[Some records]
++++++++
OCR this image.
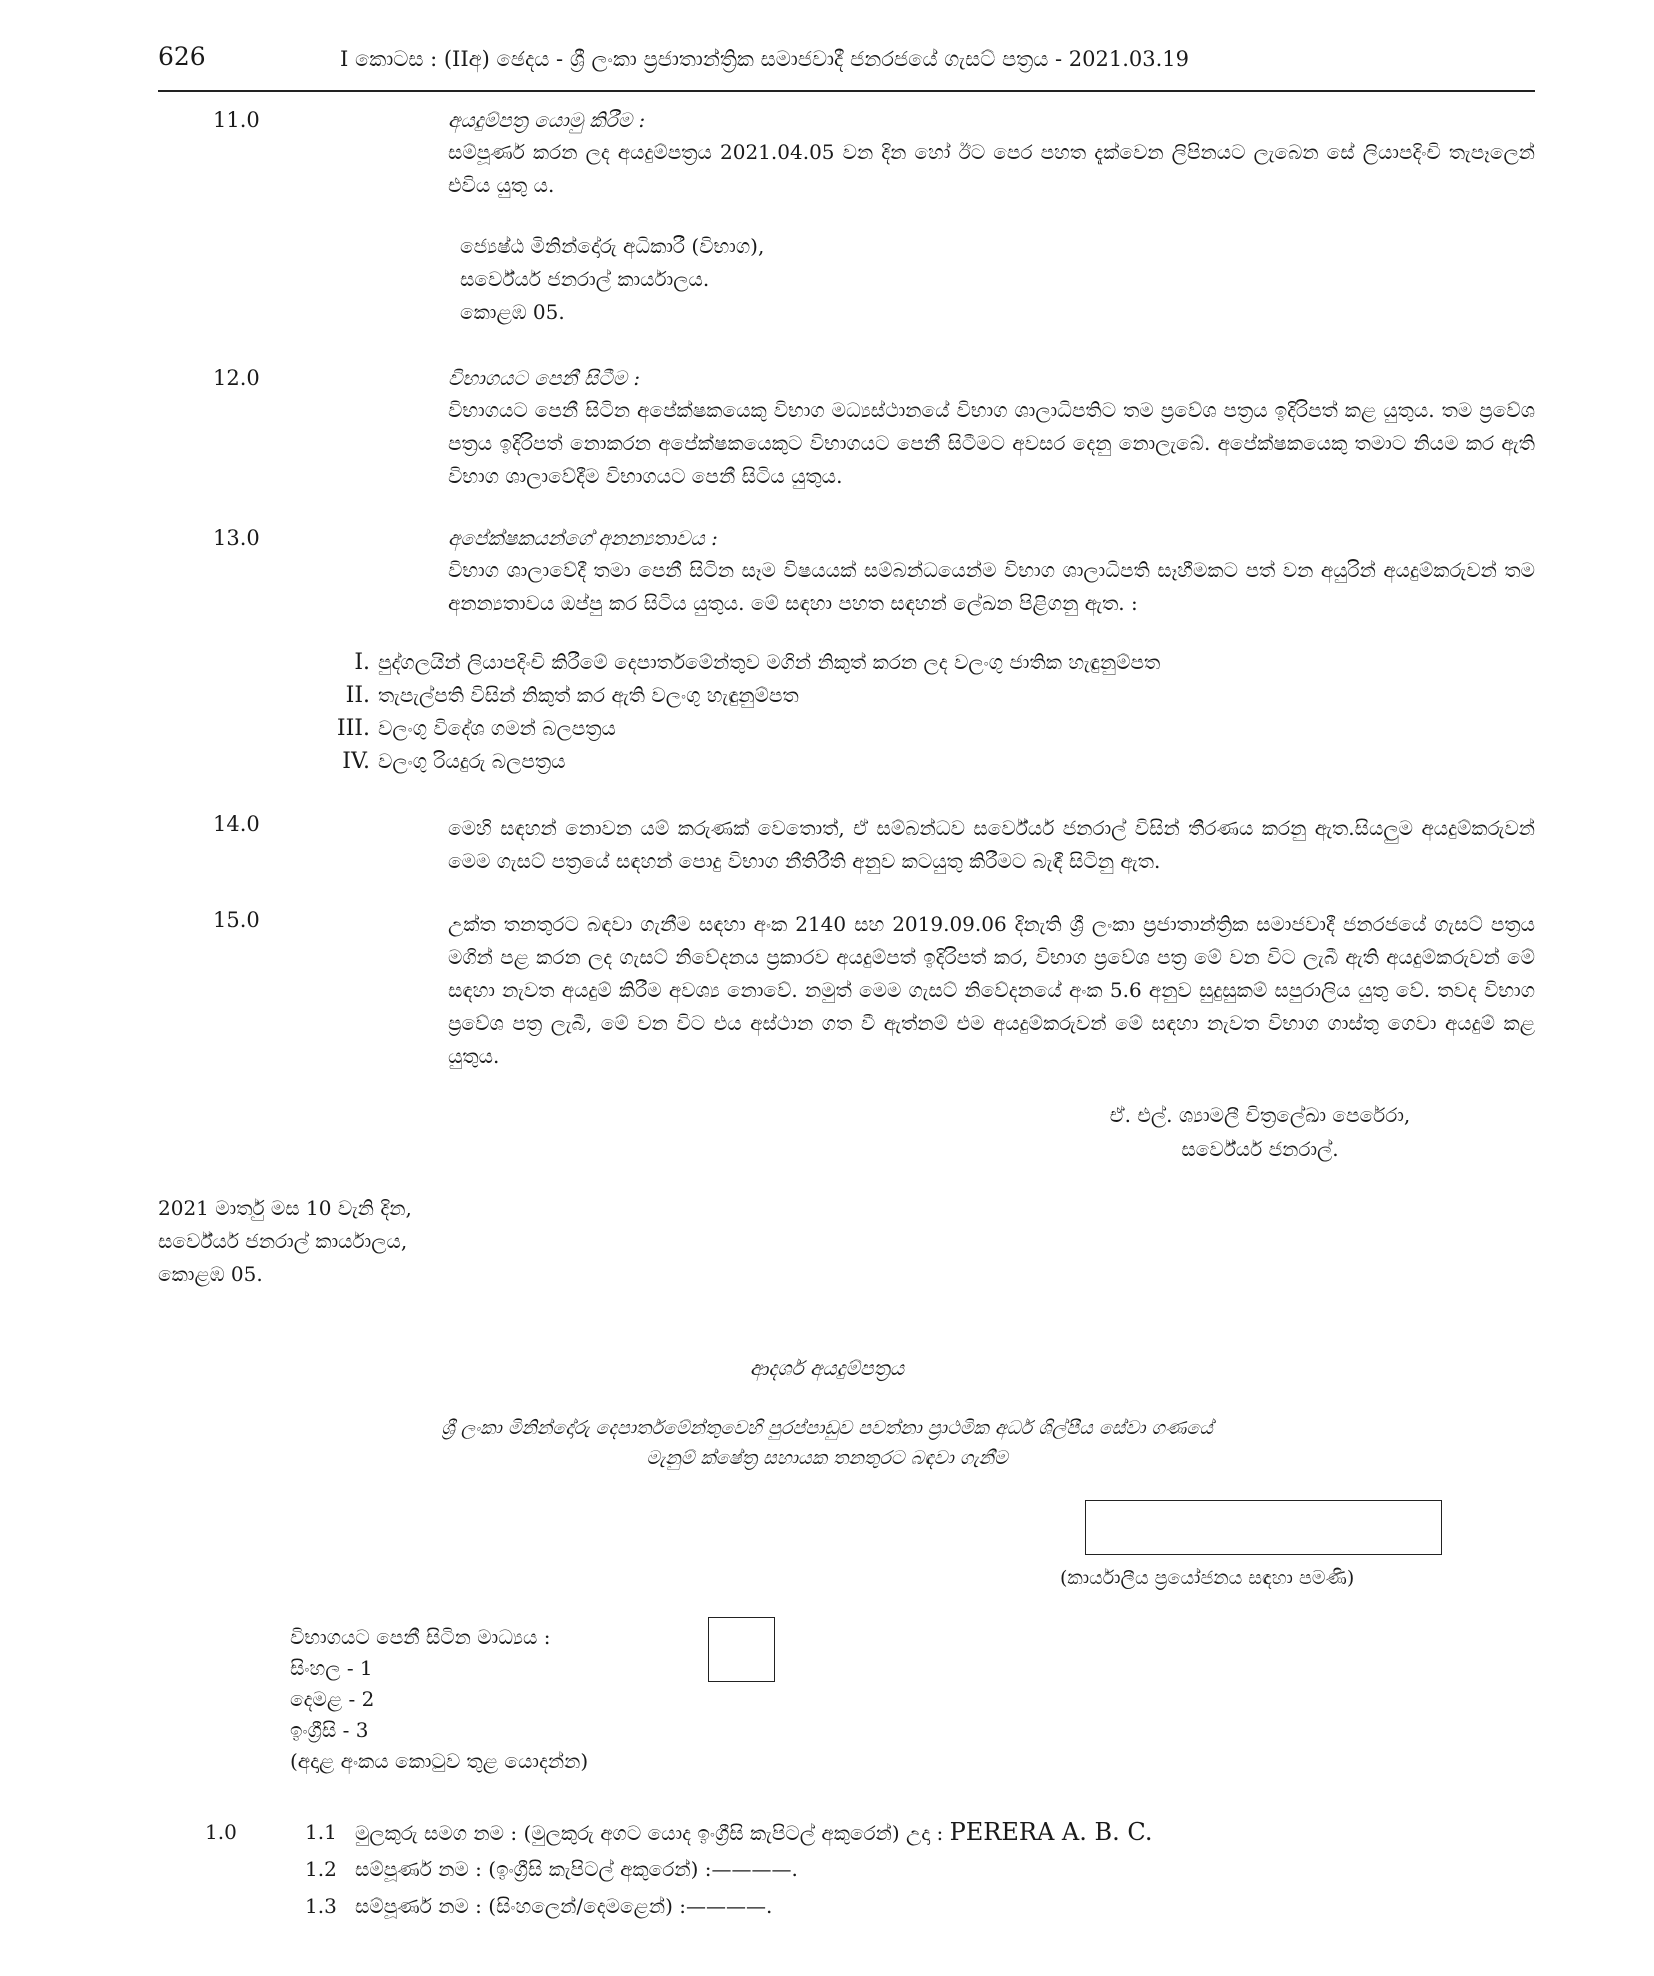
626	I කොටස : (IIඅ) ඡෙදය - ශ්‍රී ලංකා ප්‍රජාතාන්ත්‍රික සමාජවාදී ජනරජයේ ගැසට් පත්‍රය - 2021.03.19
11.0	අයදුම්පත්‍ර යොමු කිරීම :
සම්පූර්ණ කරන ලද අයදුම්පත්‍රය 2021.04.05 වන දින හෝ ඊට පෙර පහත දැක්වෙන ලිපිනයට ලැබෙන සේ ලියාපදිංචි තැපෑලෙන් එවිය යුතු ය.
ජ්‍යෙෂ්ඨ මිනින්දෝරු අධිකාරී (විභාග),
සර්වේයර් ජනරාල් කාර්යාලය.
කොළඹ 05.
12.0	විභාගයට පෙනී සිටීම :
විභාගයට පෙනී සිටින අපේක්ෂකයෙකු විභාග මධ්‍යස්ථානයේ විභාග ශාලාධිපතිට තම ප්‍රවේශ පත්‍රය ඉදිරිපත් කළ යුතුය. තම ප්‍රවේශ පත්‍රය ඉදිරිපත් නොකරන අපේක්ෂකයෙකුට විභාගයට පෙනී සිටීමට අවසර දෙනු නොලැබේ. අපේක්ෂකයෙකු තමාට නියම කර ඇති විභාග ශාලාවේදීම විභාගයට පෙනී සිටිය යුතුය.
13.0	අපේක්ෂකයන්ගේ අනන්‍යතාවය :
විභාග ශාලාවේදී තමා පෙනී සිටින සෑම විෂයයක් සම්බන්ධයෙන්ම විභාග ශාලාධිපති සෑහීමකට පත් වන අයුරින් අයදුම්කරුවන් තම අනන්‍යතාවය ඔප්පු කර සිටිය යුතුය. මේ සඳහා පහත සඳහන් ලේඛන පිළිගනු ඇත. :
I. පුද්ගලයින් ලියාපදිංචි කිරීමේ දෙපාර්තමේන්තුව මගින් නිකුත් කරන ලද වලංගු ජාතික හැඳුනුම්පත
II. තැපැල්පති විසින් නිකුත් කර ඇති වලංගු හැඳුනුම්පත
III. වලංගු විදේශ ගමන් බලපත්‍රය
IV. වලංගු රියදුරු බලපත්‍රය
14.0	මෙහි සඳහන් නොවන යම් කරුණක් වෙතොත්, ඒ සම්බන්ධව සර්වේයර් ජනරාල් විසින් තීරණය කරනු ඇත.සියලුම අයදුම්කරුවන් මෙම ගැසට් පත්‍රයේ සඳහන් පොදු විභාග නීතිරීති අනුව කටයුතු කිරීමට බැඳී සිටිනු ඇත.
15.0	උක්ත තනතුරට බඳවා ගැනීම සඳහා අංක 2140 සහ 2019.09.06 දිනැති ශ්‍රී ලංකා ප්‍රජාතාන්ත්‍රික සමාජවාදී ජනරජයේ ගැසට් පත්‍රය මගින් පළ කරන ලද ගැසට් නිවේදනය ප්‍රකාරව අයදුම්පත් ඉදිරිපත් කර, විභාග ප්‍රවේශ පත්‍ර මේ වන විට ලැබී ඇති අයදුම්කරුවන් මේ සඳහා නැවත අයදුම් කිරීම අවශ්‍ය නොවේ. නමුත් මෙම ගැසට් නිවේදනයේ අංක 5.6 අනුව සුදුසුකම් සපුරාලිය යුතු වේ. තවද විභාග ප්‍රවේශ පත්‍ර ලැබී, මේ වන විට එය අස්ථාන ගත වී ඇත්නම් එම අයදුම්කරුවන් මේ සඳහා නැවත විභාග ගාස්තු ගෙවා අයදුම් කළ යුතුය.
ඒ. එල්. ශ්‍යාමලී චිත්‍රලේඛා පෙරේරා,
සර්වේයර් ජනරාල්.
2021 මාර්තු මස 10 වැනි දින,
සර්වේයර් ජනරාල් කාර්යාලය,
කොළඹ 05.
ආදර්ශ අයදුම්පත්‍රය
ශ්‍රී ලංකා මිනින්දෝරු දෙපාර්තමේන්තුවෙහි පුරප්පාඩුව පවත්නා ප්‍රාථමික අර්ධ ශිල්පීය සේවා ගණයේ
මැනුම් ක්ෂේත්‍ර සහායක තනතුරට බඳවා ගැනීම
(කාර්යාලීය ප්‍රයෝජනය සඳහා පමණි)
විභාගයට පෙනී සිටින මාධ්‍යය :
සිංහල - 1
දෙමළ - 2
ඉංග්‍රීසි - 3
(අදාළ අංකය කොටුව තුළ යොදන්න)
1.0	1.1 මුලකුරු සමග නම : (මුලකුරු අගට යොද ඉංග්‍රීසි කැපිටල් අකුරෙන්) උදා : PERERA A. B. C.
1.2 සම්පූර්ණ නම : (ඉංග්‍රීසි කැපිටල් අකුරෙන්) :————.
1.3 සම්පූර්ණ නම : (සිංහලෙන්/දෙමළෙන්) :————.
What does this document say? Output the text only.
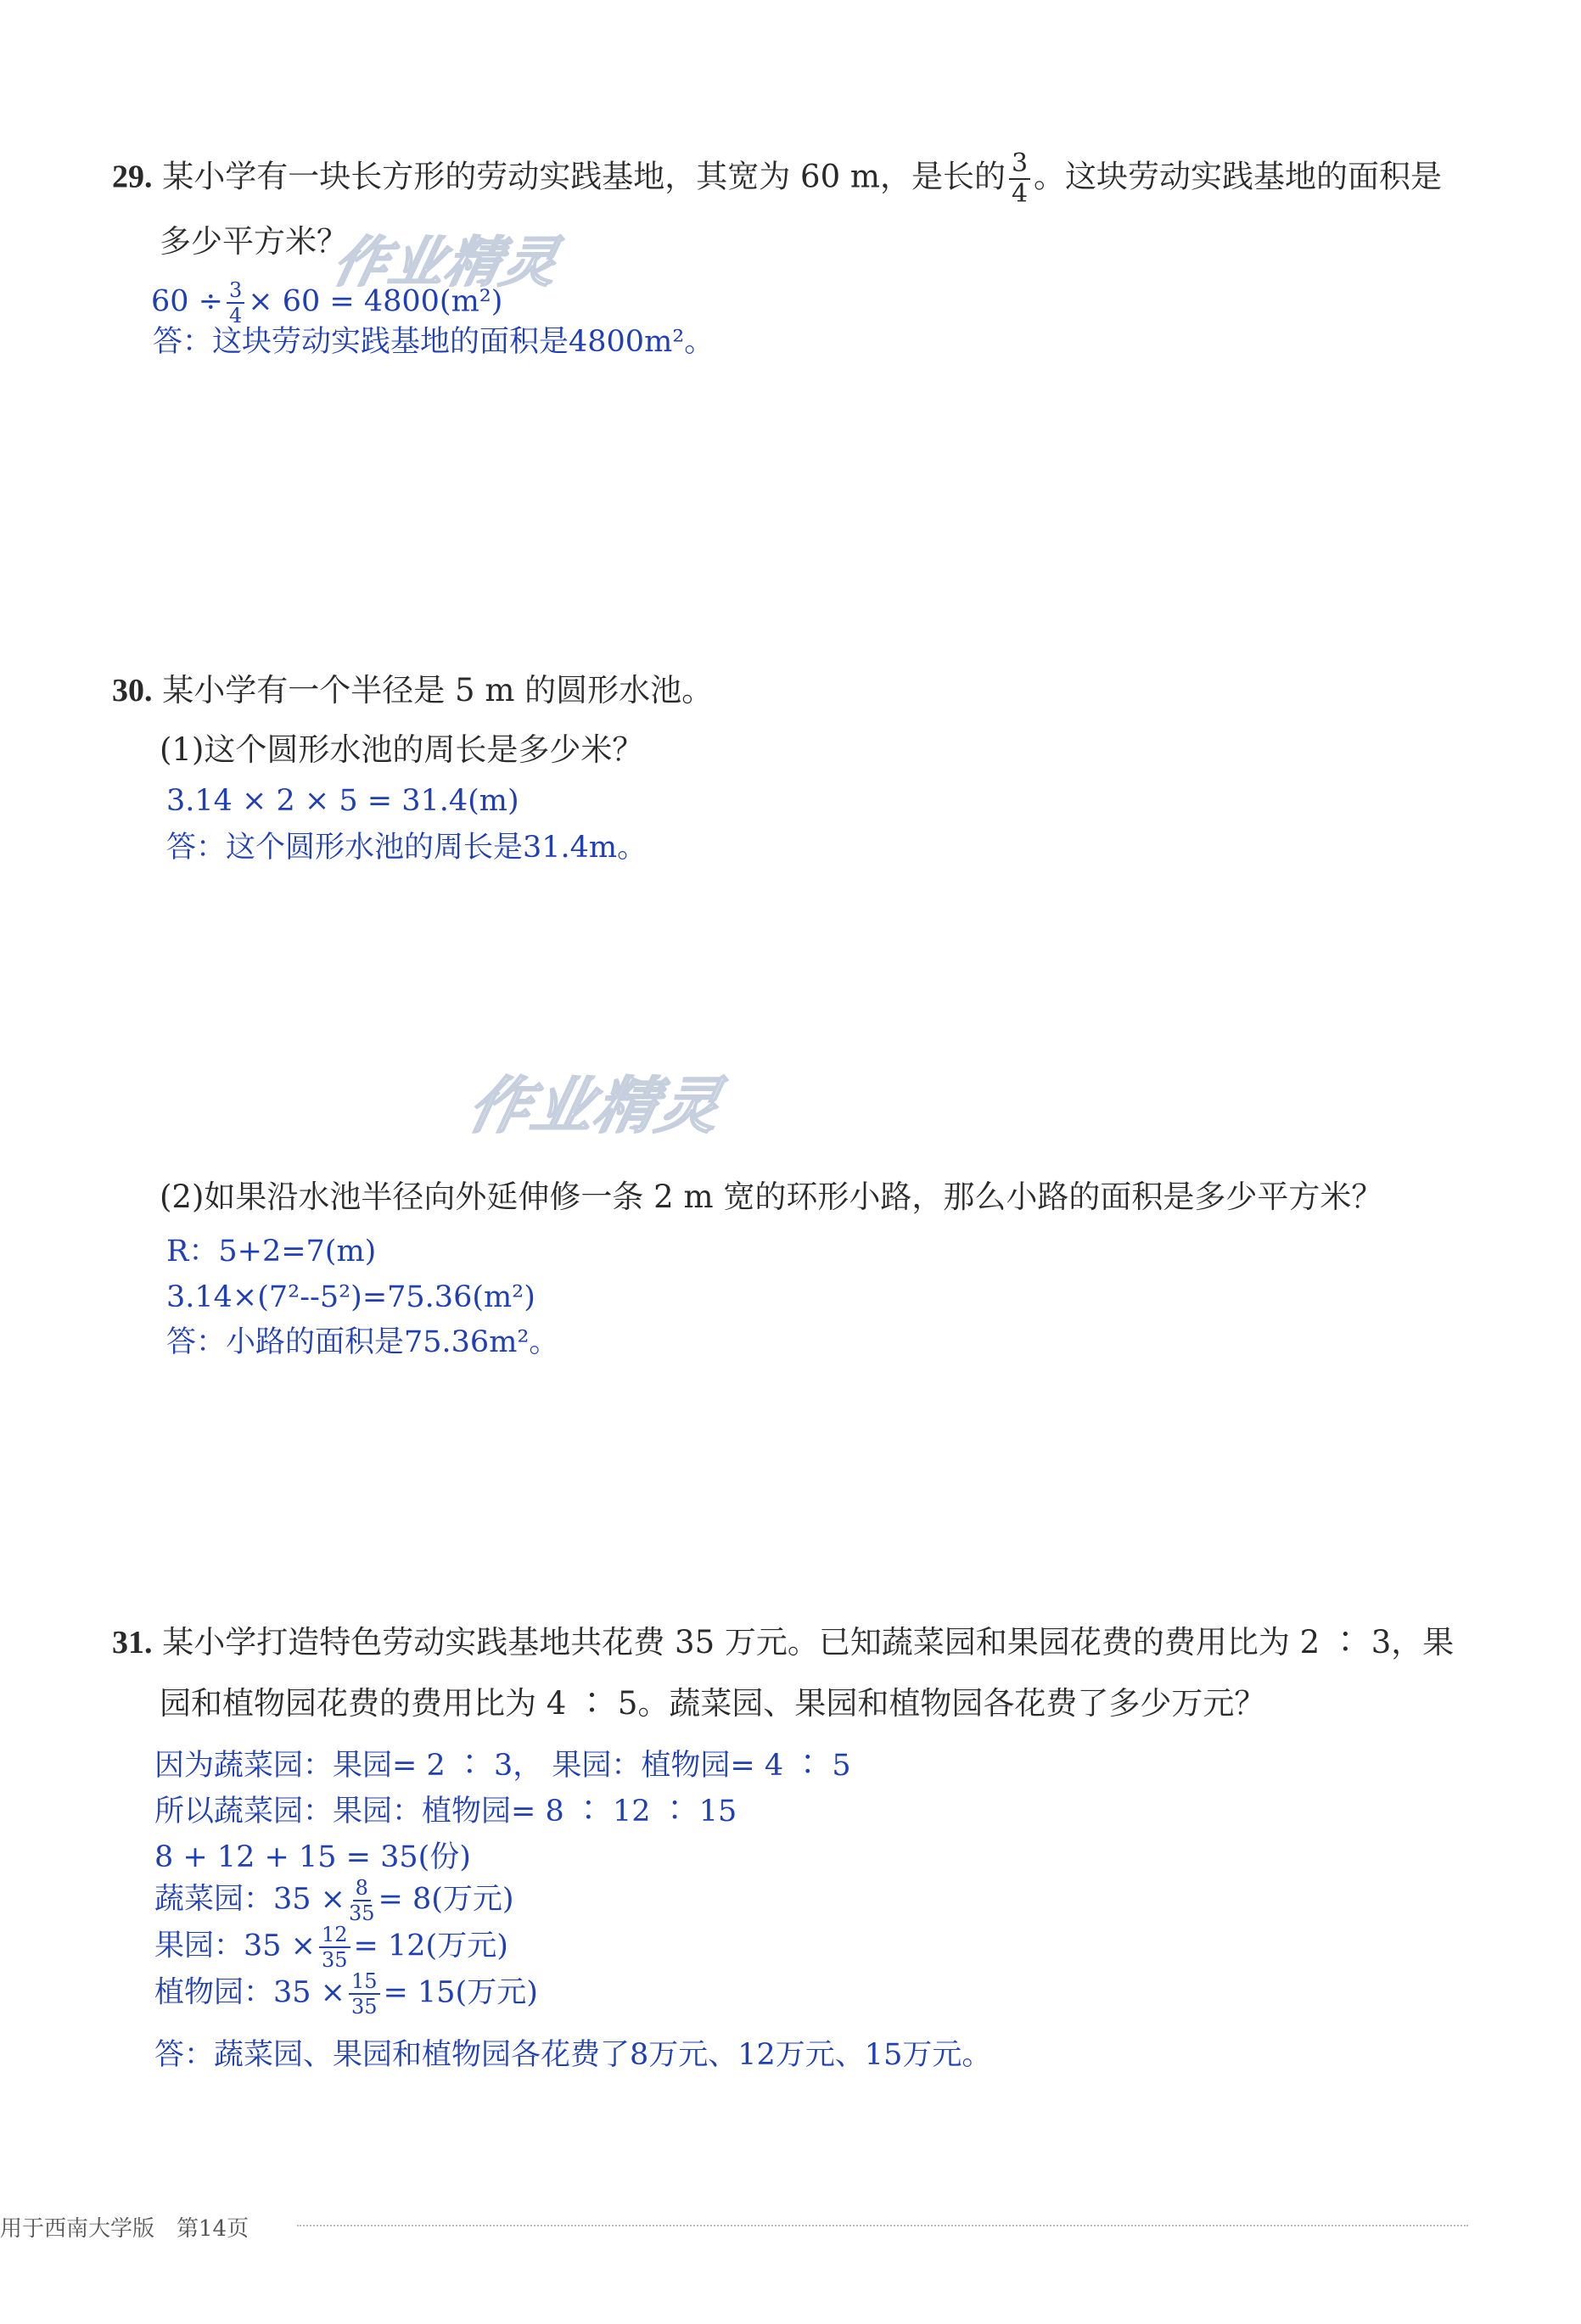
作业精灵
作业精灵
29. 某小学有一块长方形的劳动实践基地，其宽为 60 m，是长的 $\frac{3}{4}$ 。这块劳动实践基地的面积是
多少平方米？
$60 \div \frac{3}{4} \times 60 = 4800(m^2)$
答：这块劳动实践基地的面积是4800m²。
30. 某小学有一个半径是 5 m 的圆形水池。
(1)这个圆形水池的周长是多少米？
3.14 × 2 × 5 = 31.4(m)
答：这个圆形水池的周长是31.4m。
(2)如果沿水池半径向外延伸修一条 2 m 宽的环形小路，那么小路的面积是多少平方米？
R：5+2=7(m)
3.14×(7²--5²)=75.36(m²)
答：小路的面积是75.36m²。
31. 某小学打造特色劳动实践基地共花费 35 万元。已知蔬菜园和果园花费的费用比为 2 ∶ 3，果
园和植物园花费的费用比为 4 ∶ 5。蔬菜园、果园和植物园各花费了多少万元？
因为蔬菜园：果园= 2 ∶ 3， 果园：植物园= 4 ∶ 5
所以蔬菜园：果园：植物园= 8 ∶ 12 ∶ 15
8 + 12 + 15 = 35(份)
蔬菜园：$35 \times \frac{8}{35} = 8$(万元)
果园：$35 \times \frac{12}{35} = 12$(万元)
植物园：$35 \times \frac{15}{35} = 15$(万元)
答：蔬菜园、果园和植物园各花费了8万元、12万元、15万元。
用于西南大学版　第14页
++++++++
● Your objective: Take the line containing "What does this" as the first line and the last line of the data above as the final one, and output exactly the lines between them, inclusive, with no pictures.

● Result:
What does this document say? Output the text only.
作业精灵
作业精灵
29. 某小学有一块长方形的劳动实践基地，其宽为 60 m，是长的 $\frac{3}{4}$ 。这块劳动实践基地的面积是
多少平方米？
$60 \div \frac{3}{4} \times 60 = 4800(m^2)$
答：这块劳动实践基地的面积是4800m²。
30. 某小学有一个半径是 5 m 的圆形水池。
(1)这个圆形水池的周长是多少米？
3.14 × 2 × 5 = 31.4(m)
答：这个圆形水池的周长是31.4m。
(2)如果沿水池半径向外延伸修一条 2 m 宽的环形小路，那么小路的面积是多少平方米？
R：5+2=7(m)
3.14×(7²--5²)=75.36(m²)
答：小路的面积是75.36m²。
31. 某小学打造特色劳动实践基地共花费 35 万元。已知蔬菜园和果园花费的费用比为 2 ∶ 3，果
园和植物园花费的费用比为 4 ∶ 5。蔬菜园、果园和植物园各花费了多少万元？
因为蔬菜园：果园= 2 ∶ 3， 果园：植物园= 4 ∶ 5
所以蔬菜园：果园：植物园= 8 ∶ 12 ∶ 15
8 + 12 + 15 = 35(份)
蔬菜园：$35 \times \frac{8}{35} = 8$(万元)
果园：$35 \times \frac{12}{35} = 12$(万元)
植物园：$35 \times \frac{15}{35} = 15$(万元)
答：蔬菜园、果园和植物园各花费了8万元、12万元、15万元。
用于西南大学版　第14页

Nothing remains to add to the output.